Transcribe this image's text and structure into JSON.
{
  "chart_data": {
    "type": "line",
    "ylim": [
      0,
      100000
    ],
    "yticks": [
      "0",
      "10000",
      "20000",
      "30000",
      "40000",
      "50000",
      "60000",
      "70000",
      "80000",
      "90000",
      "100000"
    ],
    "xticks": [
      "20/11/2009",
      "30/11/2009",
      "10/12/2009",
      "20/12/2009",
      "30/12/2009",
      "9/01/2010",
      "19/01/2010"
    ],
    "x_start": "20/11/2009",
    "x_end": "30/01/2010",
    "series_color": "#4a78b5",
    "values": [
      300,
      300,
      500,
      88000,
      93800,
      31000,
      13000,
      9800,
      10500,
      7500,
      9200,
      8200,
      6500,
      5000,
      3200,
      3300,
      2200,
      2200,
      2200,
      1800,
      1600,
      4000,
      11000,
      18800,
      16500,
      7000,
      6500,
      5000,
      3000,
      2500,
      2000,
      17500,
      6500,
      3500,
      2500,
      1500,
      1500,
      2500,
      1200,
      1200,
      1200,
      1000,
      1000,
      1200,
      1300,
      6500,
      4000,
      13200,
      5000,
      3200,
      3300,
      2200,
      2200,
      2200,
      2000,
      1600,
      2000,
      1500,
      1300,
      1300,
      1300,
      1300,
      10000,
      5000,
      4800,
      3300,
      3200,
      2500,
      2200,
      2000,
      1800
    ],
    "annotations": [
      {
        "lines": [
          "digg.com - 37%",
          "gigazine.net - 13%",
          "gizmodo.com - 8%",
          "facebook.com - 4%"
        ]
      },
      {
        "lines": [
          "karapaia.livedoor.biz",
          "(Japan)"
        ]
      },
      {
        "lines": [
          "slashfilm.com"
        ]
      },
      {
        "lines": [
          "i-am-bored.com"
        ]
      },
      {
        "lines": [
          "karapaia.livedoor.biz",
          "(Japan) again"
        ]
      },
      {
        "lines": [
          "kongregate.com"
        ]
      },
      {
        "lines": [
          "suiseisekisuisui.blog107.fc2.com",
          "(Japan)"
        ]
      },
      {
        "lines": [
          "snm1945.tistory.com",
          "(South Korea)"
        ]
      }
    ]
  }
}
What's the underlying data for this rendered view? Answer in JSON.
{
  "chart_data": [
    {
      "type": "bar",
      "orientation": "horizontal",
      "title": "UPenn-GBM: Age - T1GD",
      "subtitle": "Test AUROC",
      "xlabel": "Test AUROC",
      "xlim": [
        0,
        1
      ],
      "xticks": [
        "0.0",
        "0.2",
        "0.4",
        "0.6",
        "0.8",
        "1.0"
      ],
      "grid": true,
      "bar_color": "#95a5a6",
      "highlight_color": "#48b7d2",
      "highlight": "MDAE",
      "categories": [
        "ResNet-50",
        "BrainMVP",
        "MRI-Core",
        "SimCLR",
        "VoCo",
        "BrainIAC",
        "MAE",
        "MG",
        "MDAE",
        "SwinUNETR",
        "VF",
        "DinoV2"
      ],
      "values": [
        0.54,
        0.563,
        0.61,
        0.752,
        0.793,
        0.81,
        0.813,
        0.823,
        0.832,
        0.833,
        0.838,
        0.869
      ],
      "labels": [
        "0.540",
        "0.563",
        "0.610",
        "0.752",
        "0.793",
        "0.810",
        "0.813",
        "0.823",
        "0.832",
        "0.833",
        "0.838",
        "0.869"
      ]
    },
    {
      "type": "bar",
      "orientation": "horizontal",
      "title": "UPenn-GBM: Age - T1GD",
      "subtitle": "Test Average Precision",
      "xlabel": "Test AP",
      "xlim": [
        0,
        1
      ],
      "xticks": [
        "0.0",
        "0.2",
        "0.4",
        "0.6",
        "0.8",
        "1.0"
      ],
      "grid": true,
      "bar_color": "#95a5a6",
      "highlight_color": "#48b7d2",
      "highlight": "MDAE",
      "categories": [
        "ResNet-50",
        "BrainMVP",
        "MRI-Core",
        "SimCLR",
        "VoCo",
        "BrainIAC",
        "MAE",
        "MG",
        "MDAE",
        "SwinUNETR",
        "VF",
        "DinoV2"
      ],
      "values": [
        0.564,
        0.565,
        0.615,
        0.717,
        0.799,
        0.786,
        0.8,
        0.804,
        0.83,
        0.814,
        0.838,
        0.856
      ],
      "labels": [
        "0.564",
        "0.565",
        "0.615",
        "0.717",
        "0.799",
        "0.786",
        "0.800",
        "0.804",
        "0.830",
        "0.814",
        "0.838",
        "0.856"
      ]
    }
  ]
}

━━━━━━━━━━━━━━━━━━━━━━━━━━━━━━

Return the whole listing exactly, with every line included.

■ **TASK RESPONSE**
Transcribe this image's text and structure into JSON.
{
  "chart_data": {
    "type": "line",
    "ylim": [
      0,
      100000
    ],
    "yticks": [
      "0",
      "10000",
      "20000",
      "30000",
      "40000",
      "50000",
      "60000",
      "70000",
      "80000",
      "90000",
      "100000"
    ],
    "xticks": [
      "20/11/2009",
      "30/11/2009",
      "10/12/2009",
      "20/12/2009",
      "30/12/2009",
      "9/01/2010",
      "19/01/2010"
    ],
    "x_start": "20/11/2009",
    "x_end": "30/01/2010",
    "series_color": "#4a78b5",
    "values": [
      300,
      300,
      500,
      88000,
      93800,
      31000,
      13000,
      9800,
      10500,
      7500,
      9200,
      8200,
      6500,
      5000,
      3200,
      3300,
      2200,
      2200,
      2200,
      1800,
      1600,
      4000,
      11000,
      18800,
      16500,
      7000,
      6500,
      5000,
      3000,
      2500,
      2000,
      17500,
      6500,
      3500,
      2500,
      1500,
      1500,
      2500,
      1200,
      1200,
      1200,
      1000,
      1000,
      1200,
      1300,
      6500,
      4000,
      13200,
      5000,
      3200,
      3300,
      2200,
      2200,
      2200,
      2000,
      1600,
      2000,
      1500,
      1300,
      1300,
      1300,
      1300,
      10000,
      5000,
      4800,
      3300,
      3200,
      2500,
      2200,
      2000,
      1800
    ],
    "annotations": [
      {
        "lines": [
          "digg.com - 37%",
          "gigazine.net - 13%",
          "gizmodo.com - 8%",
          "facebook.com - 4%"
        ]
      },
      {
        "lines": [
          "karapaia.livedoor.biz",
          "(Japan)"
        ]
      },
      {
        "lines": [
          "slashfilm.com"
        ]
      },
      {
        "lines": [
          "i-am-bored.com"
        ]
      },
      {
        "lines": [
          "karapaia.livedoor.biz",
          "(Japan) again"
        ]
      },
      {
        "lines": [
          "kongregate.com"
        ]
      },
      {
        "lines": [
          "suiseisekisuisui.blog107.fc2.com",
          "(Japan)"
        ]
      },
      {
        "lines": [
          "snm1945.tistory.com",
          "(South Korea)"
        ]
      }
    ]
  }
}
What's the underlying data for this rendered view? Answer in JSON.
{
  "chart_data": [
    {
      "type": "bar",
      "orientation": "horizontal",
      "title": "UPenn-GBM: Age - T1GD",
      "subtitle": "Test AUROC",
      "xlabel": "Test AUROC",
      "xlim": [
        0,
        1
      ],
      "xticks": [
        "0.0",
        "0.2",
        "0.4",
        "0.6",
        "0.8",
        "1.0"
      ],
      "grid": true,
      "bar_color": "#95a5a6",
      "highlight_color": "#48b7d2",
      "highlight": "MDAE",
      "categories": [
        "ResNet-50",
        "BrainMVP",
        "MRI-Core",
        "SimCLR",
        "VoCo",
        "BrainIAC",
        "MAE",
        "MG",
        "MDAE",
        "SwinUNETR",
        "VF",
        "DinoV2"
      ],
      "values": [
        0.54,
        0.563,
        0.61,
        0.752,
        0.793,
        0.81,
        0.813,
        0.823,
        0.832,
        0.833,
        0.838,
        0.869
      ],
      "labels": [
        "0.540",
        "0.563",
        "0.610",
        "0.752",
        "0.793",
        "0.810",
        "0.813",
        "0.823",
        "0.832",
        "0.833",
        "0.838",
        "0.869"
      ]
    },
    {
      "type": "bar",
      "orientation": "horizontal",
      "title": "UPenn-GBM: Age - T1GD",
      "subtitle": "Test Average Precision",
      "xlabel": "Test AP",
      "xlim": [
        0,
        1
      ],
      "xticks": [
        "0.0",
        "0.2",
        "0.4",
        "0.6",
        "0.8",
        "1.0"
      ],
      "grid": true,
      "bar_color": "#95a5a6",
      "highlight_color": "#48b7d2",
      "highlight": "MDAE",
      "categories": [
        "ResNet-50",
        "BrainMVP",
        "MRI-Core",
        "SimCLR",
        "VoCo",
        "BrainIAC",
        "MAE",
        "MG",
        "MDAE",
        "SwinUNETR",
        "VF",
        "DinoV2"
      ],
      "values": [
        0.564,
        0.565,
        0.615,
        0.717,
        0.799,
        0.786,
        0.8,
        0.804,
        0.83,
        0.814,
        0.838,
        0.856
      ],
      "labels": [
        "0.564",
        "0.565",
        "0.615",
        "0.717",
        "0.799",
        "0.786",
        "0.800",
        "0.804",
        "0.830",
        "0.814",
        "0.838",
        "0.856"
      ]
    }
  ]
}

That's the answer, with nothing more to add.